** start **

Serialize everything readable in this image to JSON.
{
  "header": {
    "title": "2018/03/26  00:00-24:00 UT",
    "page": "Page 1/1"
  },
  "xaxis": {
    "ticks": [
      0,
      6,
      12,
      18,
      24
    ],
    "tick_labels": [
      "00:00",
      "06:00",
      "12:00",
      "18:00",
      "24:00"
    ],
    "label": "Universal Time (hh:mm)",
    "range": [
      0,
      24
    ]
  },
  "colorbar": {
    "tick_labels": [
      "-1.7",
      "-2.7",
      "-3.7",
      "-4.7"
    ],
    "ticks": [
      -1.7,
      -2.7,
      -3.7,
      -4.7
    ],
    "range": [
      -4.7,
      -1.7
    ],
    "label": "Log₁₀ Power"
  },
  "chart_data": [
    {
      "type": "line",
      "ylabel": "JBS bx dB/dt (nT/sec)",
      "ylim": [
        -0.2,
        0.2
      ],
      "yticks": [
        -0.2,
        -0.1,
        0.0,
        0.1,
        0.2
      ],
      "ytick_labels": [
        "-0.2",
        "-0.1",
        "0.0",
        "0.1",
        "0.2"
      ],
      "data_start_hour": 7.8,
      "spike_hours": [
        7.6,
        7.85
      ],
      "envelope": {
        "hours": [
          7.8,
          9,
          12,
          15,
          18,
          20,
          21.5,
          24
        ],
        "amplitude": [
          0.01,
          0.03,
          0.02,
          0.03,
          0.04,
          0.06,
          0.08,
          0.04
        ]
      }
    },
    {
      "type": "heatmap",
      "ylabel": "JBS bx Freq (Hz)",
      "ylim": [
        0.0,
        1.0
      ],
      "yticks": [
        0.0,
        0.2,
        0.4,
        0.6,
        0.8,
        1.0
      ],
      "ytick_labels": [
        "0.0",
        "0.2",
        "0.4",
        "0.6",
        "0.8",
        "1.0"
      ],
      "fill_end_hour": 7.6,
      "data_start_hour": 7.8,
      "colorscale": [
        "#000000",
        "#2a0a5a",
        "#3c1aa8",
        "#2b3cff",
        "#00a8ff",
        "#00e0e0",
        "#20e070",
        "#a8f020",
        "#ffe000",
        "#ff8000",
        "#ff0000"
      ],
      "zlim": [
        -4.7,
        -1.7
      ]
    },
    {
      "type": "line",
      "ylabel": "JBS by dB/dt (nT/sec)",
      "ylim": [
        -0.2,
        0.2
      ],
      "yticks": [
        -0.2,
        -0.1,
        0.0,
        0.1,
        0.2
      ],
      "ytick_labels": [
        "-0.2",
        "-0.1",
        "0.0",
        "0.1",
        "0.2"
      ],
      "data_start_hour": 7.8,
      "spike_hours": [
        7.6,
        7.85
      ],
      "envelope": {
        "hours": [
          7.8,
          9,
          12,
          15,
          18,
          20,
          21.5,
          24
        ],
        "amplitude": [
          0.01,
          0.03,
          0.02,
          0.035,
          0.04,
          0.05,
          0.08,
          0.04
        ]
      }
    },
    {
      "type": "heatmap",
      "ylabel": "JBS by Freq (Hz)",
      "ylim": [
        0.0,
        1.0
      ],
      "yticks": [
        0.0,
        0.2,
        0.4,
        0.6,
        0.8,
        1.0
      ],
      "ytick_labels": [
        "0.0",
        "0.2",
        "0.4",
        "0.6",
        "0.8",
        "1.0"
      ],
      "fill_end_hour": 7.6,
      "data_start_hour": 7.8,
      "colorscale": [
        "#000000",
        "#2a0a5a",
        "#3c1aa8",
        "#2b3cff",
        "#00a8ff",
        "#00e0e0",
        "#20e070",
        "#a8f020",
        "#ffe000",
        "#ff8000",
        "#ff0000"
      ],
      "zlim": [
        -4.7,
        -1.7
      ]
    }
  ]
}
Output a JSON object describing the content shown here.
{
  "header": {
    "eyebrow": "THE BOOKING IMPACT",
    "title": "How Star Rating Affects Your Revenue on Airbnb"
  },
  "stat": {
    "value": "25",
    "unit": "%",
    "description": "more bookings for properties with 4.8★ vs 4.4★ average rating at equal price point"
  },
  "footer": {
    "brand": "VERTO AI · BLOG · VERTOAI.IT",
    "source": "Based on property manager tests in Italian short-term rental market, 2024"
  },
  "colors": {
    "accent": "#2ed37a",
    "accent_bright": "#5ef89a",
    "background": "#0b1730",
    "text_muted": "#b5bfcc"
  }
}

** end **

* REQUEST *
Beginning at the line where "Output a JSON" appears, extract each line through the end of the data above; keep them exact and include nothing else.

* OUTPUT OF THE EXERCISE *
Output a JSON object describing the content shown here.
{
  "header": {
    "eyebrow": "THE BOOKING IMPACT",
    "title": "How Star Rating Affects Your Revenue on Airbnb"
  },
  "stat": {
    "value": "25",
    "unit": "%",
    "description": "more bookings for properties with 4.8★ vs 4.4★ average rating at equal price point"
  },
  "footer": {
    "brand": "VERTO AI · BLOG · VERTOAI.IT",
    "source": "Based on property manager tests in Italian short-term rental market, 2024"
  },
  "colors": {
    "accent": "#2ed37a",
    "accent_bright": "#5ef89a",
    "background": "#0b1730",
    "text_muted": "#b5bfcc"
  }
}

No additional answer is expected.